### Material supplied
################
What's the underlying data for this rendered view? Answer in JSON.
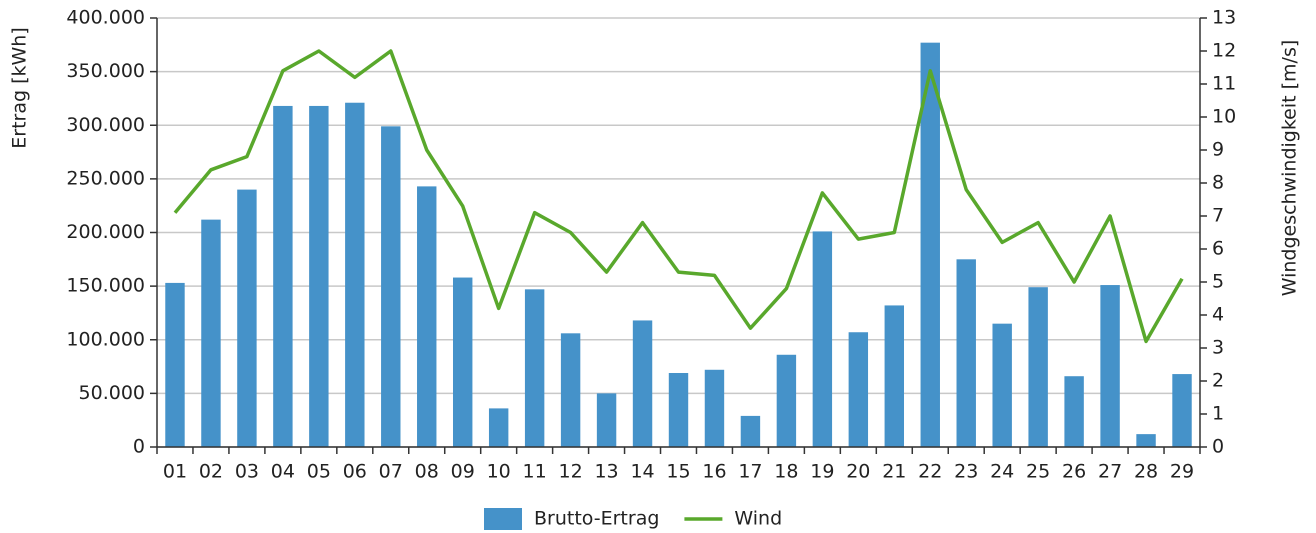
{
  "chart_data": {
    "type": "bar_line",
    "y_label": "Ertrag [kWh]",
    "y2_label": "Windgeschwindigkeit [m/s]",
    "categories": [
      "01",
      "02",
      "03",
      "04",
      "05",
      "06",
      "07",
      "08",
      "09",
      "10",
      "11",
      "12",
      "13",
      "14",
      "15",
      "16",
      "17",
      "18",
      "19",
      "20",
      "21",
      "22",
      "23",
      "24",
      "25",
      "26",
      "27",
      "28",
      "29"
    ],
    "series": [
      {
        "name": "Brutto-Ertrag",
        "type": "bar",
        "color": "#4592c9",
        "values": [
          153000,
          212000,
          240000,
          318000,
          318000,
          321000,
          299000,
          243000,
          158000,
          36000,
          147000,
          106000,
          50000,
          118000,
          69000,
          72000,
          29000,
          86000,
          201000,
          107000,
          132000,
          377000,
          175000,
          115000,
          149000,
          66000,
          151000,
          12000,
          68000
        ]
      },
      {
        "name": "Wind",
        "type": "line",
        "axis": "y2",
        "color": "#59a82c",
        "values": [
          7.1,
          8.4,
          8.8,
          11.4,
          12.0,
          11.2,
          12.0,
          9.0,
          7.3,
          4.2,
          7.1,
          6.5,
          5.3,
          6.8,
          5.3,
          5.2,
          3.6,
          4.8,
          7.7,
          6.3,
          6.5,
          11.4,
          7.8,
          6.2,
          6.8,
          5.0,
          7.0,
          3.2,
          5.1
        ]
      }
    ],
    "ylim": [
      0,
      400000
    ],
    "yticks": [
      0,
      {
        "value": 50000,
        "label": "50.000"
      },
      {
        "value": 100000,
        "label": "100.000"
      },
      {
        "value": 150000,
        "label": "150.000"
      },
      {
        "value": 200000,
        "label": "200.000"
      },
      {
        "value": 250000,
        "label": "250.000"
      },
      {
        "value": 300000,
        "label": "300.000"
      },
      {
        "value": 350000,
        "label": "350.000"
      },
      {
        "value": 400000,
        "label": "400.000"
      }
    ],
    "y2lim": [
      0,
      13
    ],
    "y2ticks": [
      0,
      1,
      2,
      3,
      4,
      5,
      6,
      7,
      8,
      9,
      10,
      11,
      12,
      13
    ],
    "grid": true,
    "legend": "bottom"
  }
}
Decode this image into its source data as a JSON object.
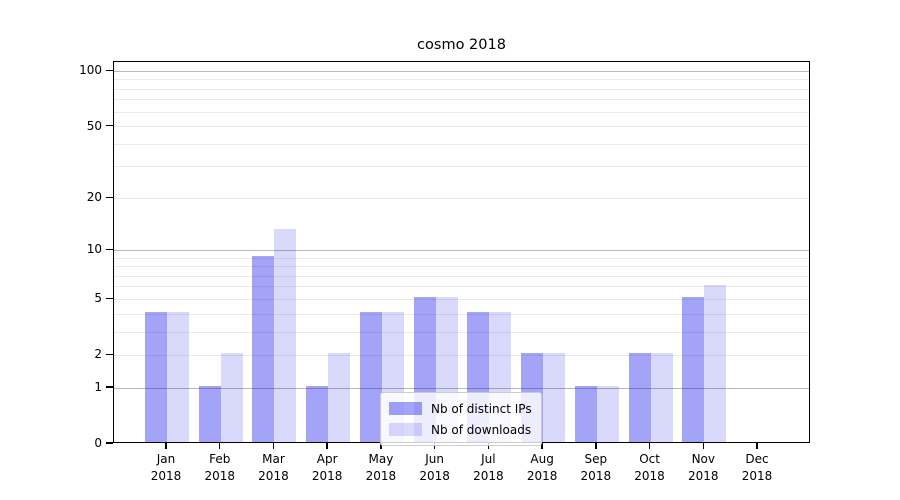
{
  "chart_data": {
    "type": "bar",
    "title": "cosmo 2018",
    "categories": [
      "Jan",
      "Feb",
      "Mar",
      "Apr",
      "May",
      "Jun",
      "Jul",
      "Aug",
      "Sep",
      "Oct",
      "Nov",
      "Dec"
    ],
    "year_label": "2018",
    "series": [
      {
        "name": "Nb of distinct IPs",
        "color": "rgba(0, 0, 235, 0.36)",
        "values": [
          4,
          1,
          9,
          1,
          4,
          5,
          4,
          2,
          1,
          2,
          5,
          0
        ]
      },
      {
        "name": "Nb of downloads",
        "color": "rgba(0, 0, 235, 0.15)",
        "values": [
          4,
          2,
          13,
          2,
          4,
          5,
          4,
          2,
          1,
          2,
          6,
          0
        ]
      }
    ],
    "yscale": "log1p",
    "yticks": [
      0,
      1,
      2,
      5,
      10,
      20,
      50,
      100
    ],
    "ylim": [
      0,
      113
    ],
    "xlabel": "",
    "ylabel": "",
    "grid": "horizontal",
    "legend_position": "lower center"
  },
  "colors": {
    "grid_major": "#b9b9b9",
    "grid_minor": "#eaeaea",
    "spine": "#000000",
    "bar_ips": "rgba(0, 0, 235, 0.36)",
    "bar_downloads": "rgba(0, 0, 235, 0.15)"
  }
}
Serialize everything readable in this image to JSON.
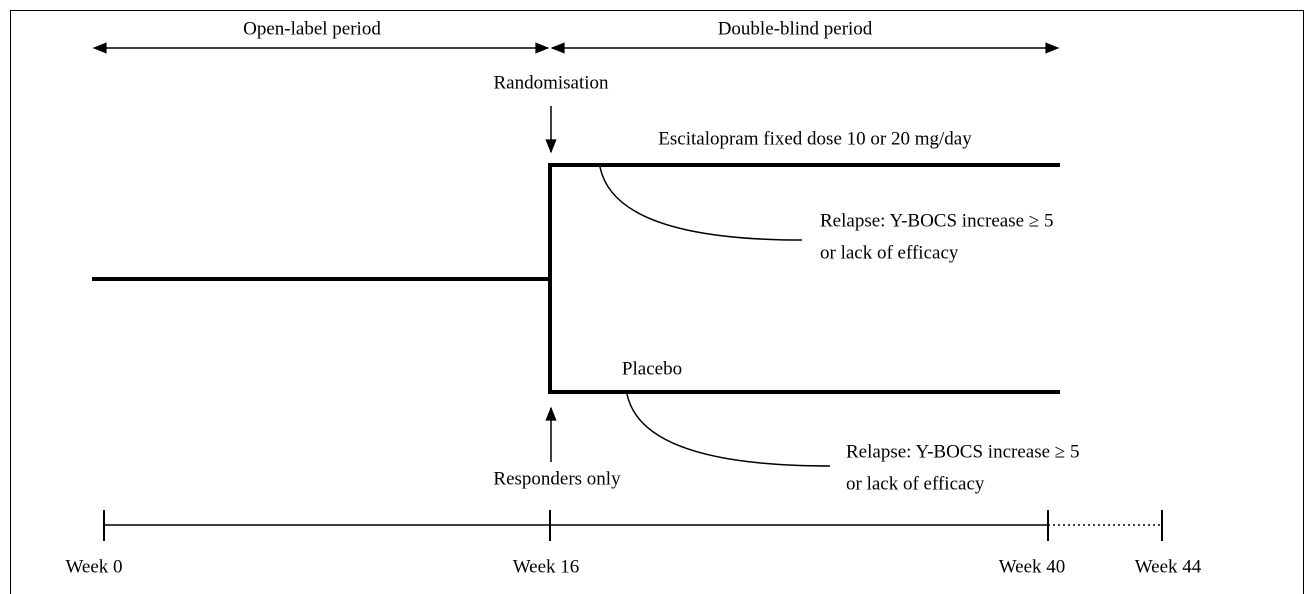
{
  "periods": {
    "open_label": "Open-label period",
    "double_blind": "Double-blind period"
  },
  "randomisation": "Randomisation",
  "responders": "Responders only",
  "arms": [
    {
      "label": "Escitalopram fixed dose 10 or 20 mg/day",
      "relapse": [
        "Relapse: Y-BOCS increase ≥ 5",
        "or lack of efficacy"
      ]
    },
    {
      "label": "Placebo",
      "relapse": [
        "Relapse: Y-BOCS increase ≥ 5",
        "or lack of efficacy"
      ]
    }
  ],
  "timeline": [
    "Week 0",
    "Week 16",
    "Week 40",
    "Week 44"
  ]
}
################
### Exercise instructions
Copy each line of the records precisely and drop any images they hold.

### Solution to this exercise
What's the underlying data for this rendered view? Answer in JSON.
{
  "chart_data": {
    "type": "bar_line",
    "y_label": "Ertrag [kWh]",
    "y2_label": "Windgeschwindigkeit [m/s]",
    "categories": [
      "01",
      "02",
      "03",
      "04",
      "05",
      "06",
      "07",
      "08",
      "09",
      "10",
      "11",
      "12",
      "13",
      "14",
      "15",
      "16",
      "17",
      "18",
      "19",
      "20",
      "21",
      "22",
      "23",
      "24",
      "25",
      "26",
      "27",
      "28",
      "29"
    ],
    "series": [
      {
        "name": "Brutto-Ertrag",
        "type": "bar",
        "color": "#4592c9",
        "values": [
          153000,
          212000,
          240000,
          318000,
          318000,
          321000,
          299000,
          243000,
          158000,
          36000,
          147000,
          106000,
          50000,
          118000,
          69000,
          72000,
          29000,
          86000,
          201000,
          107000,
          132000,
          377000,
          175000,
          115000,
          149000,
          66000,
          151000,
          12000,
          68000
        ]
      },
      {
        "name": "Wind",
        "type": "line",
        "axis": "y2",
        "color": "#59a82c",
        "values": [
          7.1,
          8.4,
          8.8,
          11.4,
          12.0,
          11.2,
          12.0,
          9.0,
          7.3,
          4.2,
          7.1,
          6.5,
          5.3,
          6.8,
          5.3,
          5.2,
          3.6,
          4.8,
          7.7,
          6.3,
          6.5,
          11.4,
          7.8,
          6.2,
          6.8,
          5.0,
          7.0,
          3.2,
          5.1
        ]
      }
    ],
    "ylim": [
      0,
      400000
    ],
    "yticks": [
      0,
      {
        "value": 50000,
        "label": "50.000"
      },
      {
        "value": 100000,
        "label": "100.000"
      },
      {
        "value": 150000,
        "label": "150.000"
      },
      {
        "value": 200000,
        "label": "200.000"
      },
      {
        "value": 250000,
        "label": "250.000"
      },
      {
        "value": 300000,
        "label": "300.000"
      },
      {
        "value": 350000,
        "label": "350.000"
      },
      {
        "value": 400000,
        "label": "400.000"
      }
    ],
    "y2lim": [
      0,
      13
    ],
    "y2ticks": [
      0,
      1,
      2,
      3,
      4,
      5,
      6,
      7,
      8,
      9,
      10,
      11,
      12,
      13
    ],
    "grid": true,
    "legend": "bottom"
  }
}
Decode this image into its source data as a JSON object.
{
  "chart_data": {
    "type": "bar",
    "title": "cosmo 2018",
    "categories": [
      "Jan",
      "Feb",
      "Mar",
      "Apr",
      "May",
      "Jun",
      "Jul",
      "Aug",
      "Sep",
      "Oct",
      "Nov",
      "Dec"
    ],
    "year_label": "2018",
    "series": [
      {
        "name": "Nb of distinct IPs",
        "color": "rgba(0, 0, 235, 0.36)",
        "values": [
          4,
          1,
          9,
          1,
          4,
          5,
          4,
          2,
          1,
          2,
          5,
          0
        ]
      },
      {
        "name": "Nb of downloads",
        "color": "rgba(0, 0, 235, 0.15)",
        "values": [
          4,
          2,
          13,
          2,
          4,
          5,
          4,
          2,
          1,
          2,
          6,
          0
        ]
      }
    ],
    "yscale": "log1p",
    "yticks": [
      0,
      1,
      2,
      5,
      10,
      20,
      50,
      100
    ],
    "ylim": [
      0,
      113
    ],
    "xlabel": "",
    "ylabel": "",
    "grid": "horizontal",
    "legend_position": "lower center"
  },
  "colors": {
    "grid_major": "#b9b9b9",
    "grid_minor": "#eaeaea",
    "spine": "#000000",
    "bar_ips": "rgba(0, 0, 235, 0.36)",
    "bar_downloads": "rgba(0, 0, 235, 0.15)"
  }
}
Serialize everything readable in this image to JSON.
{
  "periods": {
    "open_label": "Open-label period",
    "double_blind": "Double-blind period"
  },
  "randomisation": "Randomisation",
  "responders": "Responders only",
  "arms": [
    {
      "label": "Escitalopram fixed dose 10 or 20 mg/day",
      "relapse": [
        "Relapse: Y-BOCS increase ≥ 5",
        "or lack of efficacy"
      ]
    },
    {
      "label": "Placebo",
      "relapse": [
        "Relapse: Y-BOCS increase ≥ 5",
        "or lack of efficacy"
      ]
    }
  ],
  "timeline": [
    "Week 0",
    "Week 16",
    "Week 40",
    "Week 44"
  ]
}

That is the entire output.